WORK TO BE COMPLETED
Repeat exactly the lines of the listing from the line containing "Convert this screenshot" through its last line, and nothing beyond them.

Structured figure records
-.-.-
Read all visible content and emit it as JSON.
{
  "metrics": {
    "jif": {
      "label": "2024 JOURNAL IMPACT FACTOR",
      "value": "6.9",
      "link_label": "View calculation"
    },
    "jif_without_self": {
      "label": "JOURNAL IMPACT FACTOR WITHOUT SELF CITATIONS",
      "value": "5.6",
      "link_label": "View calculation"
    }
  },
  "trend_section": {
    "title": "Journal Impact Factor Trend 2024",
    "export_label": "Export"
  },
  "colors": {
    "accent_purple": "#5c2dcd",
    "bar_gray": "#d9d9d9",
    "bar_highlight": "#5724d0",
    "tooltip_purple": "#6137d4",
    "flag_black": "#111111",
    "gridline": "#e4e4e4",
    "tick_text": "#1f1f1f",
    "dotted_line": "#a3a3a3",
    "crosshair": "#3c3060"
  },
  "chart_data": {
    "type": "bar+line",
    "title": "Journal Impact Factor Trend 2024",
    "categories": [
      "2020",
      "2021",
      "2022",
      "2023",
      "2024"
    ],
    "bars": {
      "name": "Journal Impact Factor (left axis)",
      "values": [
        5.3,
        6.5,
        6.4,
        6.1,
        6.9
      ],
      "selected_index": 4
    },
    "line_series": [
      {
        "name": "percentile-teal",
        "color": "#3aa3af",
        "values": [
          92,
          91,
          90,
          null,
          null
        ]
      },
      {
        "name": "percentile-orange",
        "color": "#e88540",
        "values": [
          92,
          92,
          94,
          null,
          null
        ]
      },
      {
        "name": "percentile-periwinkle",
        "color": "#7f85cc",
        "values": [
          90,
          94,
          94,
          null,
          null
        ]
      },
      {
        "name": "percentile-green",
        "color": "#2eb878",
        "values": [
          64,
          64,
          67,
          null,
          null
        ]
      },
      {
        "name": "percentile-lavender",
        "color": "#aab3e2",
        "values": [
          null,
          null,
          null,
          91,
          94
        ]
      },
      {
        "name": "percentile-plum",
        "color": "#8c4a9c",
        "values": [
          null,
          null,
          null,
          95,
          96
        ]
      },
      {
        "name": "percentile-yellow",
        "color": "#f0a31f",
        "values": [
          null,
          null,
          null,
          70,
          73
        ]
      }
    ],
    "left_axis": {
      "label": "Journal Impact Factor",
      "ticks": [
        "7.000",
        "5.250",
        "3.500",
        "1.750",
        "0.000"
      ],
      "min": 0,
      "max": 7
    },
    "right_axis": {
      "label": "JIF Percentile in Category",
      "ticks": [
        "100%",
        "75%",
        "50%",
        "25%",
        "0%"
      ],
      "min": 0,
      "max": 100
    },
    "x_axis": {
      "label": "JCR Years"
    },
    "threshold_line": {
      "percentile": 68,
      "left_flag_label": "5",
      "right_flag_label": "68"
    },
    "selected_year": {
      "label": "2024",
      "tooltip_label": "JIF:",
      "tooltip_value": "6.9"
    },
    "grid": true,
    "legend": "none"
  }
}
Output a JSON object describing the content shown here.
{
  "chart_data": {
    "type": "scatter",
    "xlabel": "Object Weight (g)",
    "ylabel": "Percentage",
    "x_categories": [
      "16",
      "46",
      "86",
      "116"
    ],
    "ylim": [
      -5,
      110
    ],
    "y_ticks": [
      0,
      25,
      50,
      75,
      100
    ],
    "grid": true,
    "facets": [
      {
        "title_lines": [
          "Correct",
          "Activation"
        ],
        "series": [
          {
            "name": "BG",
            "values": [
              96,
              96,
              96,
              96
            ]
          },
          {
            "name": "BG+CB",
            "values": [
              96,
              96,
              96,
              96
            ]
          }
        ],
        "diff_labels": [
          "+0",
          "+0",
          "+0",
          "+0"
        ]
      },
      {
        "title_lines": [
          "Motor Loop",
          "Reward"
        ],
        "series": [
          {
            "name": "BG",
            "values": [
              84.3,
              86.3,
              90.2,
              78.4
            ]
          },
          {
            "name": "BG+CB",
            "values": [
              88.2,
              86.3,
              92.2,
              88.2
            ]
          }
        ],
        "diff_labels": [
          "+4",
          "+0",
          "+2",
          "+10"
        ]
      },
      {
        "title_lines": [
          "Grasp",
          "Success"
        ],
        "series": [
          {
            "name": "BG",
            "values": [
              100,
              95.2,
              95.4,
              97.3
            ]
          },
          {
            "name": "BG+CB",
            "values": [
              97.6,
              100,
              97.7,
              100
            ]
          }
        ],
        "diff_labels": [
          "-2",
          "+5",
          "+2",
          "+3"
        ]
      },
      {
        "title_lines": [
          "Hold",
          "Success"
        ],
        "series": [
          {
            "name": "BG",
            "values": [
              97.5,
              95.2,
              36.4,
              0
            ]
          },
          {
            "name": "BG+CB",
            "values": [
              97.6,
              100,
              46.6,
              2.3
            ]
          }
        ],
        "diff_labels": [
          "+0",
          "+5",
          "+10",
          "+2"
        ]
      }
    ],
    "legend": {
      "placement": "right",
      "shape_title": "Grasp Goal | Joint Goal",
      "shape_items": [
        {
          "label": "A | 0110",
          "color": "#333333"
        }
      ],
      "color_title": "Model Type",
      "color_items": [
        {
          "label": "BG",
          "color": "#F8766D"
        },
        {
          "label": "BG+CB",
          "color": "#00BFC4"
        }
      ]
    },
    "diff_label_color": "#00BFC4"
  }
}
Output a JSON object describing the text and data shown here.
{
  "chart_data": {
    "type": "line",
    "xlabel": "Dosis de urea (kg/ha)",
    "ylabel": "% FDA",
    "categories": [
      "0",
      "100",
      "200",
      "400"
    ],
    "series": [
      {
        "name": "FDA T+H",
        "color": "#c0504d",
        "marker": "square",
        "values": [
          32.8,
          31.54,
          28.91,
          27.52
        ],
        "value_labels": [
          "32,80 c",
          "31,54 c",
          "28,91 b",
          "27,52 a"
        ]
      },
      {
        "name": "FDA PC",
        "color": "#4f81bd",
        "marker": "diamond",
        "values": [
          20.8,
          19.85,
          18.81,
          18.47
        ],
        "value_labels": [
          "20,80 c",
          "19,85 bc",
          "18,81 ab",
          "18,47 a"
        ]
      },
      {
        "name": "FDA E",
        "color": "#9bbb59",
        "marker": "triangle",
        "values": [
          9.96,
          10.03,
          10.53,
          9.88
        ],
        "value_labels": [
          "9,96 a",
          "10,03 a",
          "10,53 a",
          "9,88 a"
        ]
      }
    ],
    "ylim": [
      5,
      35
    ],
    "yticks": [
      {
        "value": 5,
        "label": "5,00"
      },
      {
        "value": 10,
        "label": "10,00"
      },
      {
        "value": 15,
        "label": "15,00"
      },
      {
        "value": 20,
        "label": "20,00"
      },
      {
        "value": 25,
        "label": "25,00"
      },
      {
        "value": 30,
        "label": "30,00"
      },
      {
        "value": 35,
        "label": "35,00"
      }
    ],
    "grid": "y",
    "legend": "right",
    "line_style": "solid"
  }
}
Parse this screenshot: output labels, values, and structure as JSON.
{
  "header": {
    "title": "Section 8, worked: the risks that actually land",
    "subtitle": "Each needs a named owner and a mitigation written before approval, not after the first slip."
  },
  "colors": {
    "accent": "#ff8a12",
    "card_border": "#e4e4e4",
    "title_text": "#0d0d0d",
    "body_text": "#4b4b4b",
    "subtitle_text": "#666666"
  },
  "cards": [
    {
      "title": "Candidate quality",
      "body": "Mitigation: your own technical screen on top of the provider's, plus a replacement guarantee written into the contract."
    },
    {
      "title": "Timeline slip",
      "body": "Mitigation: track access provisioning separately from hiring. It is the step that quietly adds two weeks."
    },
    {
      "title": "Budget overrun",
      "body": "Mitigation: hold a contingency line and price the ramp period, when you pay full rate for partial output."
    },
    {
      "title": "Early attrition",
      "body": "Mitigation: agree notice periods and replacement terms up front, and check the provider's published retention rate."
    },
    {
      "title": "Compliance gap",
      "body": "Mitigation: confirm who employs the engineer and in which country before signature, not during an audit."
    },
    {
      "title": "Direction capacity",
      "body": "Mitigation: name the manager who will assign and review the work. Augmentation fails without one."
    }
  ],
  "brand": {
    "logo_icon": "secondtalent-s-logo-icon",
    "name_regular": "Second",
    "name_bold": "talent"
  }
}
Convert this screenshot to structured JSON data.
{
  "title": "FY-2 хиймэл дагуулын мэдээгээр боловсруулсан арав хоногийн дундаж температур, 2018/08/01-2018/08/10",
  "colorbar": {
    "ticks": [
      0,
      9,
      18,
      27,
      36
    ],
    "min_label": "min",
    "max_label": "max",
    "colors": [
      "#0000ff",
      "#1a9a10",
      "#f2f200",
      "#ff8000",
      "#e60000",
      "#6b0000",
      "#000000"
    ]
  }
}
-.-.-
COMPLETED EXERCISE
Convert this screenshot to structured JSON data.
{
  "title": "FY-2 хиймэл дагуулын мэдээгээр боловсруулсан арав хоногийн дундаж температур, 2018/08/01-2018/08/10",
  "colorbar": {
    "ticks": [
      0,
      9,
      18,
      27,
      36
    ],
    "min_label": "min",
    "max_label": "max",
    "colors": [
      "#0000ff",
      "#1a9a10",
      "#f2f200",
      "#ff8000",
      "#e60000",
      "#6b0000",
      "#000000"
    ]
  }
}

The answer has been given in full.